## BEGIN Stored rows

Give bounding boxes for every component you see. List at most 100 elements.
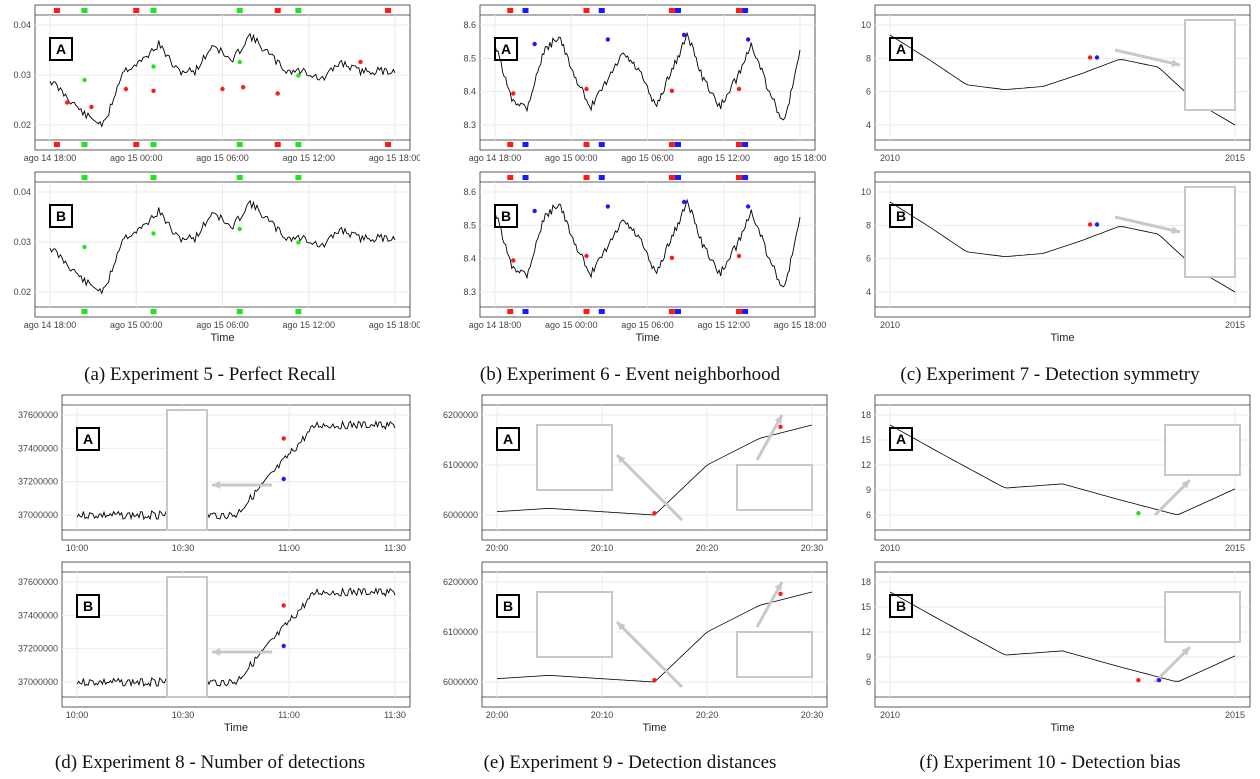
subplot-label: A: [896, 431, 906, 447]
x-tick-label: ago 14 18:00: [469, 153, 522, 163]
zoom-arrowhead: [1181, 480, 1190, 489]
subplot-label-box: [889, 594, 913, 618]
x-tick-label: 20:10: [591, 710, 614, 720]
zoom-inset: [166, 576, 208, 698]
zoom-arrow: [1114, 215, 1181, 234]
band-marker-red: [736, 8, 742, 13]
detection-point-red: [123, 86, 129, 92]
detection-point-red: [1136, 678, 1141, 683]
band-marker-green: [295, 175, 302, 180]
detection-point-blue: [681, 32, 687, 38]
band-marker-green: [150, 8, 157, 13]
band-marker-blue: [598, 8, 605, 13]
subplot-label-box: [49, 37, 73, 61]
y-tick-label: 12: [861, 460, 871, 470]
detection-point-green: [296, 240, 301, 245]
zoom-inset: [1184, 19, 1236, 111]
band-marker-red: [507, 175, 514, 180]
x-tick-label: 2010: [880, 543, 900, 553]
y-tick-label: 37000000: [18, 677, 58, 687]
x-tick-label: ago 15 00:00: [110, 320, 163, 330]
subplot-label-box: [889, 427, 913, 451]
subplot-label: A: [503, 431, 513, 447]
x-tick-label: ago 15 18:00: [774, 153, 827, 163]
caption-f: (f) Experiment 10 - Detection bias: [919, 752, 1181, 773]
zoom-arrow: [615, 620, 684, 689]
zoom-arrow: [1114, 48, 1181, 67]
zoom-arrowhead: [617, 622, 626, 631]
x-tick-label: ago 15 18:00: [369, 320, 420, 330]
band-marker-red: [53, 8, 60, 13]
band-marker-blue: [742, 175, 749, 180]
y-tick-label: 37400000: [18, 443, 58, 453]
subplot-label: B: [896, 208, 906, 224]
subplot-label: B: [503, 598, 513, 614]
x-tick-label: 20:10: [591, 543, 614, 553]
x-tick-label: 2010: [880, 320, 900, 330]
x-tick-label: ago 14 18:00: [24, 320, 77, 330]
y-tick-label: 10: [861, 187, 871, 197]
detection-point-blue: [681, 199, 687, 205]
series-line: [494, 198, 801, 288]
y-tick-label: 9: [866, 485, 871, 495]
band-marker-green: [236, 8, 243, 13]
y-tick-label: 37000000: [18, 510, 58, 520]
chart-d: 37000000 37200000 37400000 37600000 A 10:00 10…: [0, 390, 420, 779]
detection-point-red: [151, 88, 156, 94]
x-axis-label: Time: [642, 722, 666, 734]
detection-point-blue: [605, 37, 611, 42]
y-tick-label: 6100000: [443, 460, 478, 470]
subplot-a-a: 0.02 0.03 0.04 A: [13, 4, 411, 151]
chart-c: 4 6 8 10 A 2010 2015 4 6 8 10 B 2010 2015 Time: [840, 0, 1260, 390]
zoom-arrowhead: [1171, 59, 1180, 67]
detection-point-red: [511, 91, 516, 96]
y-tick-label: 6: [866, 510, 871, 520]
band-marker-red: [668, 175, 675, 180]
y-tick-label: 6: [866, 677, 871, 687]
x-tick-label: 11:00: [278, 710, 300, 720]
detection-point-blue: [605, 204, 611, 209]
band-marker-green: [150, 175, 157, 180]
chart-a-svg: 0.02 0.03 0.04 A ago 14 18:00 ago 15 00:00 ago…: [13, 4, 420, 344]
chart-f-svg: 6 9 12 15 18 A 2010 2015 6 9 12 15 18 B 2010 2015 Time: [861, 394, 1251, 734]
band-marker-red: [668, 8, 675, 13]
band-marker-green: [236, 175, 243, 180]
subplot-c-b: 4 6 8 10 B: [861, 171, 1251, 318]
band-marker-red: [583, 175, 590, 180]
y-tick-label: 6000000: [443, 510, 478, 520]
x-tick-label: ago 14 18:00: [24, 153, 77, 163]
y-tick-label: 8.3: [463, 287, 476, 297]
detection-point-green: [151, 231, 156, 236]
subplot-f-b: 6 9 12 15 18 B: [861, 561, 1251, 708]
chart-e-svg: 6000000 6100000 6200000 A 20:00 20:10 20:20 20:…: [443, 394, 828, 734]
band-marker-blue: [522, 175, 529, 180]
subplot-label: A: [56, 41, 66, 57]
detection-point-green: [82, 77, 87, 83]
band-marker-blue: [742, 142, 749, 147]
band-marker-green: [81, 8, 88, 13]
subplot-label-box: [496, 427, 520, 451]
x-tick-label: ago 15 12:00: [697, 320, 750, 330]
x-tick-label: ago 15 12:00: [697, 153, 750, 163]
detection-point-red: [281, 603, 286, 608]
y-tick-label: 18: [861, 410, 871, 420]
band-marker-red: [274, 8, 281, 13]
detection-point-red: [778, 591, 783, 596]
detection-point-red: [669, 88, 675, 94]
y-tick-label: 6000000: [443, 677, 478, 687]
detection-point-red: [1087, 55, 1093, 60]
band-marker-green: [295, 8, 302, 13]
zoom-inset: [536, 424, 613, 491]
caption-b: (b) Experiment 6 - Event neighborhood: [479, 364, 781, 385]
x-tick-label: 2010: [880, 153, 900, 163]
y-tick-label: 37200000: [18, 477, 58, 487]
zoom-arrowhead: [617, 455, 626, 464]
y-tick-label: 8.5: [463, 53, 476, 63]
y-tick-label: 0.03: [13, 237, 31, 247]
x-tick-label: 10:00: [66, 710, 89, 720]
y-tick-label: 6200000: [443, 577, 478, 587]
band-marker-red: [668, 142, 675, 147]
band-marker-red: [507, 8, 514, 13]
subplot-label: A: [896, 41, 906, 57]
zoom-arrow: [755, 581, 784, 628]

## END Stored rows

▸ **Required task**
Please put the lines of the listing into a Markdown table with the columns Row and Entry, starting at the line that contains "subplot-label: A: [896, 431, 906, 447]" and ending at the line that contains "x-tick-label: 2010: [880, 543, 900, 553]". Number the rows in Row, put each line in Entry, and skip any blank lines.

▸ **Final answer**
| Row | Entry |
|---|---|
| 1 | subplot-label: A: [896, 431, 906, 447] |
| 2 | x-tick-label: ago 14 18:00: [469, 153, 522, 163] |
| 3 | zoom-arrowhead: [1181, 480, 1190, 489] |
| 4 | subplot-label-box: [889, 594, 913, 618] |
| 5 | x-tick-label: 20:10: [591, 710, 614, 720] |
| 6 | zoom-inset: [166, 576, 208, 698] |
| 7 | zoom-arrow: [1114, 215, 1181, 234] |
| 8 | band-marker-red: [736, 8, 742, 13] |
| 9 | detection-point-red: [123, 86, 129, 92] |
| 10 | detection-point-red: [1136, 678, 1141, 683] |
| 11 | band-marker-green: [295, 175, 302, 180] |
| 12 | detection-point-blue: [681, 32, 687, 38] |
| 13 | band-marker-green: [150, 8, 157, 13] |
| 14 | band-marker-blue: [598, 8, 605, 13] |
| 15 | subplot-label-box: [49, 37, 73, 61] |
| 16 | y-tick-label: 12: [861, 460, 871, 470] |
| 17 | detection-point-green: [296, 240, 301, 245] |
| 18 | zoom-inset: [1184, 19, 1236, 111] |
| 19 | band-marker-red: [507, 175, 514, 180] |
| 20 | x-tick-label: 2010: [880, 543, 900, 553] |